**Text zur Analyse:**

□ □ □ □

In dieser Situation zieht Gukesh sehr stark seinen Bauern von a3 nach a4 vor. Seine Idee ist es, den starken Springer auf c5 wegzuschlagen und damit eine der stärksten gegnerischen Figuren zu eliminieren. Hiernach spürte der Herausforderer aus Indien erstmals Aufwind, auch wenn er sich wie sein Gegner über die Stellungseinschätzung längst nicht im Klaren war.
Ich habe nur versucht, einen Zug nach dem anderen zu machen und nicht sofort zu verlieren. Dann fand ich diesen Zug a4, der mir eine sehr wichtige Ressource gibt. (…) Danach habe ich gemerkt, dass ich nicht verliere, sah, dass ich einige Chancen hatte, und habe dann plötzlich die Partie gewonnen.
Gukesh in der Pressekonferenz nach der Partie.
Dieser Zug überdeckt prophylaktisch die Bauern b7 und e7. Prophylaktische Züge sind im Schach Züge, die Drohungen des Gegners vorwegnehmen sollen und gleichzeitig die eigene Figurenaufstellung verbessern. Drohungen sind hier jedoch gar nicht existent, da der Bauer auf b7 gar nicht angreifbar ist, vorerst. Umgangssprachlich könnte man formulieren, dass der Weltmeister hier Gespenster gesehen hat. In dieser Stellung war es richtig die Entwicklung einfach mit der Rochade abzuschließen und dann auf die Aktivitäten des Gegners zu reagieren.

□ □ □ □

**Lernmaterial:**

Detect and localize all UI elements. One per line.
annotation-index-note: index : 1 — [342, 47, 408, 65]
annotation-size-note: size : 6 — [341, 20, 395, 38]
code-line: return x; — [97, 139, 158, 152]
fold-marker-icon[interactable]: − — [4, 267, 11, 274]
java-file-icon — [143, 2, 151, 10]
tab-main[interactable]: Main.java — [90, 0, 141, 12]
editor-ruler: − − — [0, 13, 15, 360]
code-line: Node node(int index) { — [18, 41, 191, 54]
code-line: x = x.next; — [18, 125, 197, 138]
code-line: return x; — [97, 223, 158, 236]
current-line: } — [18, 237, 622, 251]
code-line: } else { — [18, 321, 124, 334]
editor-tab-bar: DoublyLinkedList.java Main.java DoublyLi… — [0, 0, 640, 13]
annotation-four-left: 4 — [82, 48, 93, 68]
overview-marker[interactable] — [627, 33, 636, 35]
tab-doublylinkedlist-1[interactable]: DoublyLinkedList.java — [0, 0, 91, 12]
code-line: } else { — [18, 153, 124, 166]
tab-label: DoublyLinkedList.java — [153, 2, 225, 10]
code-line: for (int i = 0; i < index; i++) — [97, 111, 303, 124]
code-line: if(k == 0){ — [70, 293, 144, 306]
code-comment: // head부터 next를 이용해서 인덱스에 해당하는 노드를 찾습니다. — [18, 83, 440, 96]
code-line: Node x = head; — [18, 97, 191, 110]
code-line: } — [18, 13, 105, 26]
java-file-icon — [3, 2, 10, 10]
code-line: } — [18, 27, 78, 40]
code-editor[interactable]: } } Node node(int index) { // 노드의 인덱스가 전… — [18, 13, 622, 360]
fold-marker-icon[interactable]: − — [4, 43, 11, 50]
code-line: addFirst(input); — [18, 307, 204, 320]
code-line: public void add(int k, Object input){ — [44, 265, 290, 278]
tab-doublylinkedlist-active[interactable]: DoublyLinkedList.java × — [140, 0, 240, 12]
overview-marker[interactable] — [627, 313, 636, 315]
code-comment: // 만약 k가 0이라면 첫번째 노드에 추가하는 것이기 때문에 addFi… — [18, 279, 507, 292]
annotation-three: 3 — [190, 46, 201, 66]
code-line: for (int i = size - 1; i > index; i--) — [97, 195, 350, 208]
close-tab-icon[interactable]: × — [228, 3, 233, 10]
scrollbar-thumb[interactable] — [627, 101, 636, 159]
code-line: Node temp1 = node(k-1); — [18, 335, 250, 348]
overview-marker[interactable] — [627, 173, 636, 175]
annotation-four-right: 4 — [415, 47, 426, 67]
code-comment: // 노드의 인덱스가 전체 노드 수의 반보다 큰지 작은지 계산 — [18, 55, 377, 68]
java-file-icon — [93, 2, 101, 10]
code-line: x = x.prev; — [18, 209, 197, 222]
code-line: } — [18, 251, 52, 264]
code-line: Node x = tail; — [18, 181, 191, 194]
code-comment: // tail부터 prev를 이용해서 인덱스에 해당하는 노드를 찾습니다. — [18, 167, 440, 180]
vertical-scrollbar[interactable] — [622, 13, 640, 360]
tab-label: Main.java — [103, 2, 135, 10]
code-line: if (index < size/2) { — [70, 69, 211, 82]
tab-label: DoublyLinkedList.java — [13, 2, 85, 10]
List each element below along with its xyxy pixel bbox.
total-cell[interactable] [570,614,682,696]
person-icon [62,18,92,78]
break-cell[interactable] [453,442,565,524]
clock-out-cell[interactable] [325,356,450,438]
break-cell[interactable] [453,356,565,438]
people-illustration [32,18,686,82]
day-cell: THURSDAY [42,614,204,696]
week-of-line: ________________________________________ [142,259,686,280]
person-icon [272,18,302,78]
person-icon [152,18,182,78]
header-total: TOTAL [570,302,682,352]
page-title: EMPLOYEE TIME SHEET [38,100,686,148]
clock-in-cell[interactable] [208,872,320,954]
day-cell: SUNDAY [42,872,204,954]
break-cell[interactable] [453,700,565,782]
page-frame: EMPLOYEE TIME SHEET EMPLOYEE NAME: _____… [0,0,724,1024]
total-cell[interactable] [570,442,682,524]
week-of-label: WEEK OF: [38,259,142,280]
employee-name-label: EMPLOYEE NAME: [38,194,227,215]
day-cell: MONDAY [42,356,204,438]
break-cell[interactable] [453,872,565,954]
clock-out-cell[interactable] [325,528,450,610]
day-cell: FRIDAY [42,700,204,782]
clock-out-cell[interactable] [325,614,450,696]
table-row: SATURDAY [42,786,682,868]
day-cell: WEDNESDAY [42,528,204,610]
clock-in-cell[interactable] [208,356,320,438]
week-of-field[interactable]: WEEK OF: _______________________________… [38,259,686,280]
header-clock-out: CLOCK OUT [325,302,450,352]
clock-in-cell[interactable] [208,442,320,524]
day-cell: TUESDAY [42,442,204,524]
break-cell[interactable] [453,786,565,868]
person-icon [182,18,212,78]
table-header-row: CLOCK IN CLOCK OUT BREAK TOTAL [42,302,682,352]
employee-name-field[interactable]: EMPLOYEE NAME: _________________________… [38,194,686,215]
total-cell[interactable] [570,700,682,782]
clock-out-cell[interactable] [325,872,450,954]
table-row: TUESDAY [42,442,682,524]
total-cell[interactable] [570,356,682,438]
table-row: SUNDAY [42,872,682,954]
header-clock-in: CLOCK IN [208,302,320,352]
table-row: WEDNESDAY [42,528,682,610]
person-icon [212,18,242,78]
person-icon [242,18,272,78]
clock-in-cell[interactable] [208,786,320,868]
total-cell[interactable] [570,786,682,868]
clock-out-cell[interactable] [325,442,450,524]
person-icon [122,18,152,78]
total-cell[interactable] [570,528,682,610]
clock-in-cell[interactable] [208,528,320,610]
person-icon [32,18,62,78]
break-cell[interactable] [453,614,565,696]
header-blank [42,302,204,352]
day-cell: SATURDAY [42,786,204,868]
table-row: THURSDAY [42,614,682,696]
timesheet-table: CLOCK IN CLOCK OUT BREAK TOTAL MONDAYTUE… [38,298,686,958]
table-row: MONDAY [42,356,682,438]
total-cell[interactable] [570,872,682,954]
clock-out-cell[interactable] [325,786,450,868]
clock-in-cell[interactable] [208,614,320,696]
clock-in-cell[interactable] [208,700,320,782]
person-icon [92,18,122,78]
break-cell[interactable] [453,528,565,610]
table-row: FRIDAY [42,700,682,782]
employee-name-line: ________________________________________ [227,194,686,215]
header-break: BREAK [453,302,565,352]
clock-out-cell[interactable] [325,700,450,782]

□ □ □ □

**Aufgabenstellung:** Wie lässt sich der Text über Gukeshs Schachpartie nach seinem letzten Satz fortführen? Schreibe den nächsten Abschnitt.

**Gelöste Aufgabe:**
Ding Liren dachte seine Stellung sei schon fast verloren. In solchen Momenten unterlaufen Schachspielern gelegentlich Flüchtigkeitsfehler und sie lassen nach in dem eigenen Bemühen sich bestens zu verteidigen. Es mag sein, dass eine solche Mischung zu der Nachlässigkeit des Chinesen führte. Der zog hier jedenfalls seinen e-Bauern von e7 nach e6. Stattdessen konnte der Weltmeister hier seinen Turm nach d6 ziehen und nach dem Springerzug nach c5 mit seinem Springer via a7 den gegnerischen Turm attackieren und auf b7 die Türme tauschen. Der Springer steht dann zwar auf b7 ungefährdet, findet aber nicht so recht zurück ins Spiel. Schwarz gelingt es danach genügend Gegenspiel zu entfalten.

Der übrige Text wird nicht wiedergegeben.